• [Provided records]:
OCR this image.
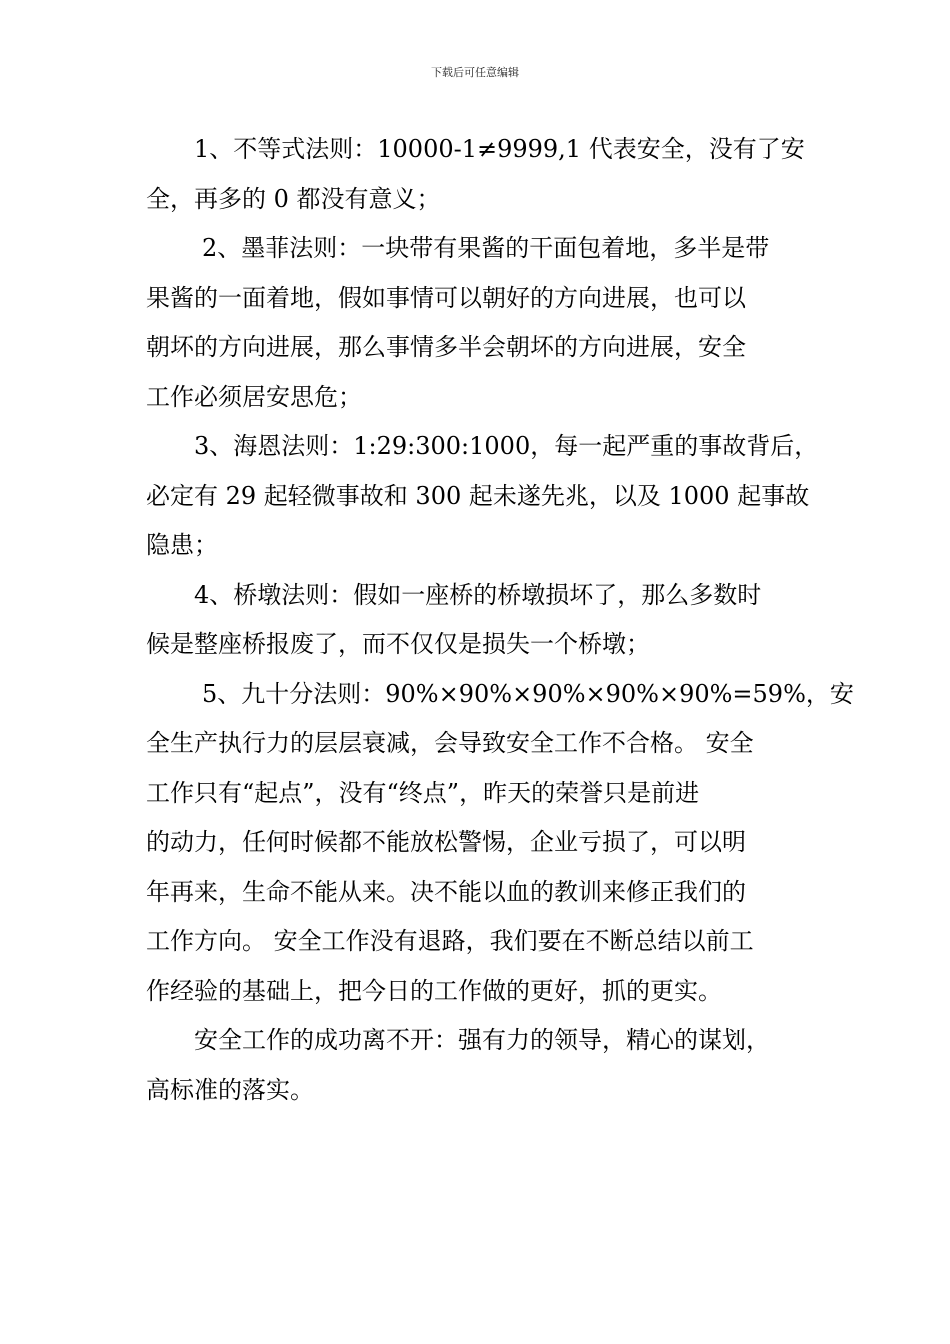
下载后可任意编辑
1、不等式法则：10000-1≠9999,1 代表安全，没有了安
全，再多的 0 都没有意义；
2、墨菲法则：一块带有果酱的干面包着地，多半是带
果酱的一面着地，假如事情可以朝好的方向进展，也可以
朝坏的方向进展，那么事情多半会朝坏的方向进展，安全
工作必须居安思危；
3、海恩法则：1:29:300:1000，每一起严重的事故背后，
必定有 29 起轻微事故和 300 起未遂先兆，以及 1000 起事故
隐患；
4、桥墩法则：假如一座桥的桥墩损坏了，那么多数时
候是整座桥报废了，而不仅仅是损失一个桥墩；
5、九十分法则：90%×90%×90%×90%×90%=59%，安
全生产执行力的层层衰减，会导致安全工作不合格。 安全
工作只有“起点”，没有“终点”，昨天的荣誉只是前进
的动力，任何时候都不能放松警惕，企业亏损了，可以明
年再来，生命不能从来。决不能以血的教训来修正我们的
工作方向。 安全工作没有退路，我们要在不断总结以前工
作经验的基础上，把今日的工作做的更好，抓的更实。
安全工作的成功离不开：强有力的领导，精心的谋划，
高标准的落实。
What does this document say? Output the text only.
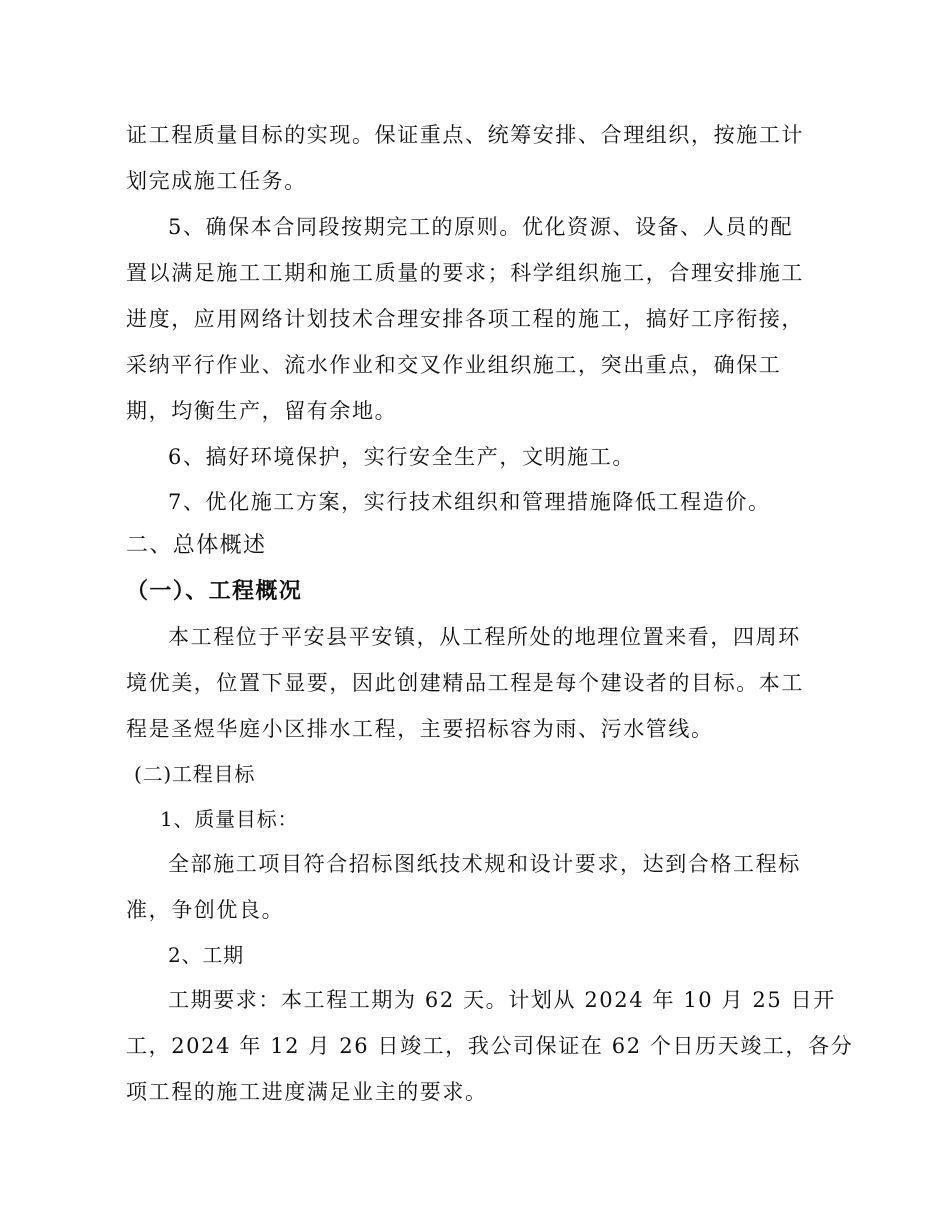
证工程质量目标的实现。保证重点、统筹安排、合理组织，按施工计
划完成施工任务。
5、确保本合同段按期完工的原则。优化资源、设备、人员的配
置以满足施工工期和施工质量的要求；科学组织施工，合理安排施工
进度，应用网络计划技术合理安排各项工程的施工，搞好工序衔接，
采纳平行作业、流水作业和交叉作业组织施工，突出重点，确保工
期，均衡生产，留有余地。
6、搞好环境保护，实行安全生产，文明施工。
7、优化施工方案，实行技术组织和管理措施降低工程造价。
二、总体概述
（一）、工程概况
本工程位于平安县平安镇，从工程所处的地理位置来看，四周环
境优美，位置下显要，因此创建精品工程是每个建设者的目标。本工
程是圣煜华庭小区排水工程，主要招标容为雨、污水管线。
(二)工程目标
1、质量目标：
全部施工项目符合招标图纸技术规和设计要求，达到合格工程标
准，争创优良。
2、工期
工期要求：本工程工期为 62 天。计划从 2024 年 10 月 25 日开
工，2024 年 12 月 26 日竣工，我公司保证在 62 个日历天竣工，各分
项工程的施工进度满足业主的要求。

• [Given instruction]:
Find and copy each line above that includes the string "this".

• [The solution]:
OCR this image.
What does this document say? Output the text only.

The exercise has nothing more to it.